*** DATA SHOWN ***

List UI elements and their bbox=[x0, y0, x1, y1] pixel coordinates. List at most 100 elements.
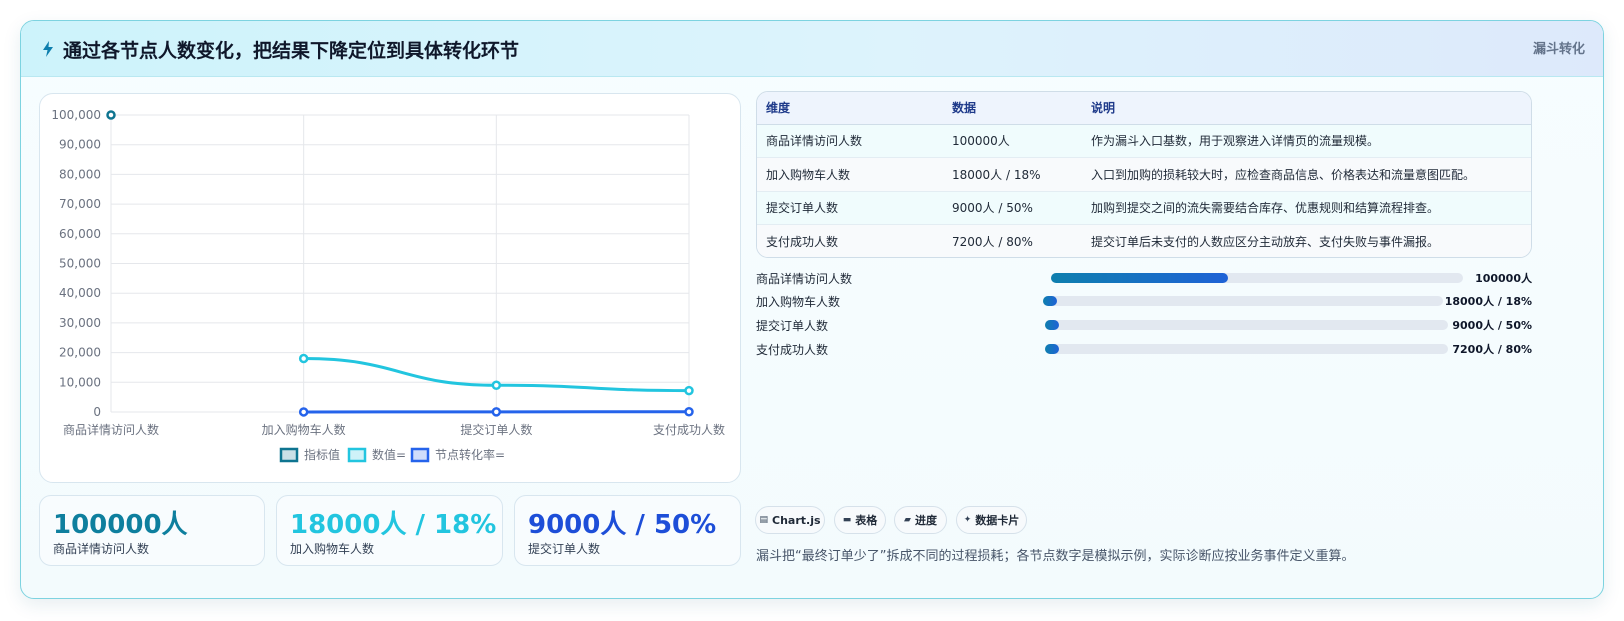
footnote: 漏斗把“最终订单少了”拆成不同的过程损耗；各节点数字是模拟示例，实际诊断应按业务… bbox=[756, 549, 1355, 564]
chip-label: 数据卡片 bbox=[975, 514, 1020, 527]
x-tick-label: 加入购物车人数 bbox=[262, 422, 346, 437]
table-cell: 加入购物车人数 bbox=[757, 157, 943, 192]
column-header-description: 说明 bbox=[1082, 92, 1531, 125]
table-icon: ▬ bbox=[842, 515, 852, 525]
y-tick-label: 20,000 bbox=[59, 346, 101, 360]
sparkle-icon: ✦ bbox=[963, 515, 972, 525]
data-point bbox=[298, 353, 309, 364]
data-point bbox=[684, 407, 694, 417]
progress-list: 商品详情访问人数 100000人 加入购物车人数 18000人 / 18% 提交… bbox=[756, 269, 1532, 369]
progress-fill bbox=[1043, 296, 1057, 306]
stat-label: 加入购物车人数 bbox=[290, 542, 375, 556]
legend-label: 数值= bbox=[372, 447, 406, 462]
progress-track bbox=[1051, 273, 1463, 283]
table-row: 提交订单人数 9000人 / 50% 加购到提交之间的流失需要结合库存、优惠规则… bbox=[757, 191, 1531, 225]
table-cell: 100000人 bbox=[943, 124, 1082, 158]
y-tick-label: 30,000 bbox=[59, 316, 101, 330]
table-row: 加入购物车人数 18000人 / 18% 入口到加购的损耗较大时，应检查商品信息… bbox=[757, 157, 1531, 192]
table-cell: 商品详情访问人数 bbox=[757, 124, 943, 158]
y-tick-label: 0 bbox=[93, 405, 101, 419]
progress-value: 100000人 bbox=[1475, 272, 1532, 285]
stat-label: 商品详情访问人数 bbox=[53, 542, 150, 556]
x-tick-label: 提交订单人数 bbox=[460, 422, 532, 437]
funnel-line-chart: 0 10,000 20,000 30,000 40,000 50,000 60,000 70,… bbox=[51, 108, 725, 463]
table-cell: 入口到加购的损耗较大时，应检查商品信息、价格表达和流量意图匹配。 bbox=[1082, 157, 1531, 192]
table-cell: 支付成功人数 bbox=[757, 224, 943, 257]
y-tick-label: 70,000 bbox=[59, 197, 101, 211]
table-header-row: 维度 数据 说明 bbox=[757, 92, 1531, 125]
progress-value: 9000人 / 50% bbox=[1452, 319, 1532, 332]
chip-label: 表格 bbox=[855, 514, 878, 527]
funnel-card: 通过各节点人数变化，把结果下降定位到具体转化环节 漏斗转化 0 10,000 20,… bbox=[20, 20, 1604, 599]
progress-track bbox=[1045, 344, 1448, 354]
header-tag: 漏斗转化 bbox=[1532, 42, 1585, 57]
progress-row: 加入购物车人数 18000人 / 18% bbox=[756, 292, 1532, 310]
legend-label: 指标值 bbox=[304, 447, 340, 462]
progress-track bbox=[1043, 296, 1443, 306]
x-tick-label: 商品详情访问人数 bbox=[63, 422, 159, 437]
progress-row: 提交订单人数 9000人 / 50% bbox=[756, 316, 1532, 334]
progress-fill bbox=[1051, 273, 1229, 283]
column-header-data: 数据 bbox=[943, 92, 1082, 125]
legend-label: 节点转化率= bbox=[435, 447, 505, 462]
chip-label: 进度 bbox=[914, 514, 937, 527]
y-tick-label: 60,000 bbox=[59, 227, 101, 241]
table-cell: 作为漏斗入口基数，用于观察进入详情页的流量规模。 bbox=[1082, 124, 1531, 158]
stat-card-orders: 9000人 / 50% 提交订单人数 bbox=[514, 495, 741, 566]
legend-swatch bbox=[410, 447, 430, 463]
y-tick-label: 90,000 bbox=[59, 138, 101, 152]
stat-value: 100000人 bbox=[53, 510, 188, 540]
stat-value: 18000人 / 18% bbox=[290, 510, 497, 540]
page-title: 通过各节点人数变化，把结果下降定位到具体转化环节 bbox=[63, 40, 520, 62]
chip-table[interactable]: ▬ 表格 bbox=[834, 506, 886, 534]
progress-fill bbox=[1045, 344, 1059, 354]
table-cell: 提交订单后未支付的人数应区分主动放弃、支付失败与事件漏报。 bbox=[1082, 224, 1531, 257]
progress-row: 商品详情访问人数 100000人 bbox=[756, 269, 1532, 287]
progress-label: 商品详情访问人数 bbox=[756, 272, 853, 286]
chart-panel: 0 10,000 20,000 30,000 40,000 50,000 60,000 70,… bbox=[39, 93, 741, 483]
y-tick-label: 10,000 bbox=[59, 375, 101, 389]
legend-swatch bbox=[279, 447, 299, 463]
column-header-dimension: 维度 bbox=[757, 92, 943, 125]
progress-row: 支付成功人数 7200人 / 80% bbox=[756, 340, 1532, 358]
progress-label: 加入购物车人数 bbox=[756, 295, 841, 309]
progress-label: 支付成功人数 bbox=[756, 343, 829, 357]
y-tick-label: 50,000 bbox=[59, 257, 101, 271]
progress-fill bbox=[1045, 320, 1059, 330]
table-cell: 加购到提交之间的流失需要结合库存、优惠规则和结算流程排查。 bbox=[1082, 191, 1531, 225]
table-cell: 18000人 / 18% bbox=[943, 157, 1082, 192]
chip-chartjs[interactable]: ▤ Chart.js bbox=[755, 506, 825, 534]
card-header: 通过各节点人数变化，把结果下降定位到具体转化环节 漏斗转化 bbox=[21, 21, 1603, 77]
chip-label: Chart.js bbox=[772, 513, 821, 527]
chart-icon: ▤ bbox=[759, 515, 768, 525]
table-cell: 提交订单人数 bbox=[757, 191, 943, 225]
progress-track bbox=[1045, 320, 1448, 330]
stat-value: 9000人 / 50% bbox=[528, 510, 717, 540]
data-point bbox=[106, 110, 116, 120]
progress-label: 提交订单人数 bbox=[756, 319, 829, 333]
stat-card-visits: 100000人 商品详情访问人数 bbox=[39, 495, 265, 566]
progress-value: 18000人 / 18% bbox=[1444, 295, 1532, 308]
tech-chips: ▤ Chart.js ▬ 表格 ▰ 进度 ✦ 数据卡片 bbox=[755, 506, 1155, 534]
chip-progress[interactable]: ▰ 进度 bbox=[894, 506, 947, 534]
data-point bbox=[298, 407, 309, 417]
data-point bbox=[491, 407, 502, 417]
data-point bbox=[684, 385, 694, 396]
legend-swatch bbox=[347, 447, 367, 463]
x-tick-label: 支付成功人数 bbox=[653, 422, 725, 437]
stat-card-cart: 18000人 / 18% 加入购物车人数 bbox=[276, 495, 503, 566]
y-tick-label: 40,000 bbox=[59, 286, 101, 300]
table-row: 商品详情访问人数 100000人 作为漏斗入口基数，用于观察进入详情页的流量规模… bbox=[757, 124, 1531, 158]
y-tick-label: 100,000 bbox=[51, 108, 101, 122]
data-table: 维度 数据 说明 商品详情访问人数 100000人 作为漏斗入口基数，用于观察进… bbox=[756, 91, 1532, 258]
stat-label: 提交订单人数 bbox=[528, 542, 601, 556]
table-cell: 7200人 / 80% bbox=[943, 224, 1082, 257]
table-cell: 9000人 / 50% bbox=[943, 191, 1082, 225]
progress-value: 7200人 / 80% bbox=[1452, 343, 1532, 356]
chip-data-cards[interactable]: ✦ 数据卡片 bbox=[956, 506, 1027, 534]
table-row: 支付成功人数 7200人 / 80% 提交订单后未支付的人数应区分主动放弃、支付… bbox=[757, 224, 1531, 257]
folder-icon: ▰ bbox=[904, 515, 911, 525]
lightning-icon bbox=[43, 41, 53, 57]
data-point bbox=[491, 380, 502, 391]
y-tick-label: 80,000 bbox=[59, 167, 101, 181]
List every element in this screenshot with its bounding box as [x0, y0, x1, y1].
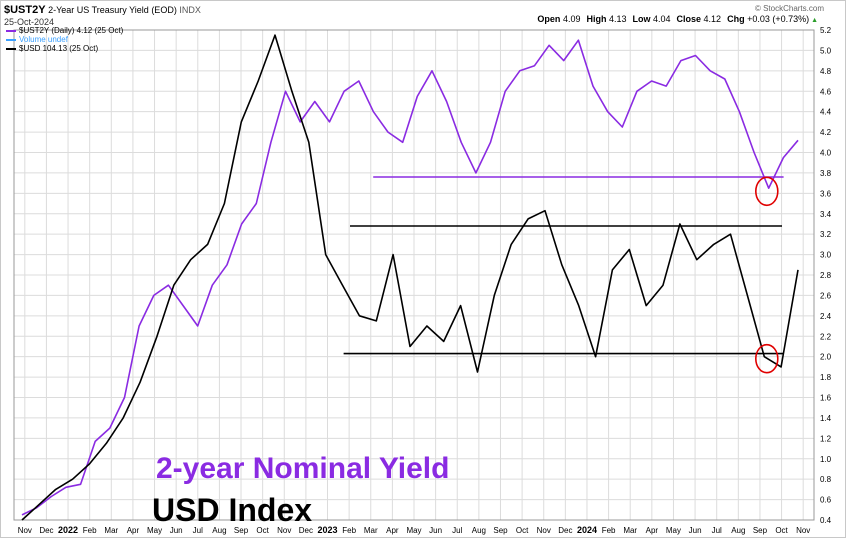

***

EXERCISE DESCRIPTION :: Copy the lines of the material from the one containing "549, 1355, 564]" through the one containing "chip-label: 表格 bbox=[855, 514, 878, 527]", inclusive, reproducing each line exactly.

COMPLETED EXERCISE ::
footnote: 漏斗把“最终订单少了”拆成不同的过程损耗；各节点数字是模拟示例，实际诊断应按业务… bbox=[756, 549, 1355, 564]
chip-label: 数据卡片 bbox=[975, 514, 1020, 527]
x-tick-label: 加入购物车人数 bbox=[262, 422, 346, 437]
table-cell: 加入购物车人数 bbox=[757, 157, 943, 192]
column-header-description: 说明 bbox=[1082, 92, 1531, 125]
table-icon: ▬ bbox=[842, 515, 852, 525]
y-tick-label: 20,000 bbox=[59, 346, 101, 360]
sparkle-icon: ✦ bbox=[963, 515, 972, 525]
data-point bbox=[298, 353, 309, 364]
data-point bbox=[684, 407, 694, 417]
progress-list: 商品详情访问人数 100000人 加入购物车人数 18000人 / 18% 提交… bbox=[756, 269, 1532, 369]
progress-fill bbox=[1043, 296, 1057, 306]
stat-label: 加入购物车人数 bbox=[290, 542, 375, 556]
legend-label: 数值= bbox=[372, 447, 406, 462]
progress-track bbox=[1051, 273, 1463, 283]
table-row: 提交订单人数 9000人 / 50% 加购到提交之间的流失需要结合库存、优惠规则… bbox=[757, 191, 1531, 225]
table-cell: 100000人 bbox=[943, 124, 1082, 158]
y-tick-label: 30,000 bbox=[59, 316, 101, 330]
table-row: 加入购物车人数 18000人 / 18% 入口到加购的损耗较大时，应检查商品信息… bbox=[757, 157, 1531, 192]
table-cell: 商品详情访问人数 bbox=[757, 124, 943, 158]
y-tick-label: 0 bbox=[93, 405, 101, 419]
progress-value: 100000人 bbox=[1475, 272, 1532, 285]
stat-label: 商品详情访问人数 bbox=[53, 542, 150, 556]
x-tick-label: 提交订单人数 bbox=[460, 422, 532, 437]
funnel-line-chart: 0 10,000 20,000 30,000 40,000 50,000 60,000 70,… bbox=[51, 108, 725, 463]
table-cell: 入口到加购的损耗较大时，应检查商品信息、价格表达和流量意图匹配。 bbox=[1082, 157, 1531, 192]
table-cell: 支付成功人数 bbox=[757, 224, 943, 257]
y-tick-label: 70,000 bbox=[59, 197, 101, 211]
table-header-row: 维度 数据 说明 bbox=[757, 92, 1531, 125]
progress-value: 9000人 / 50% bbox=[1452, 319, 1532, 332]
chip-label: 表格 bbox=[855, 514, 878, 527]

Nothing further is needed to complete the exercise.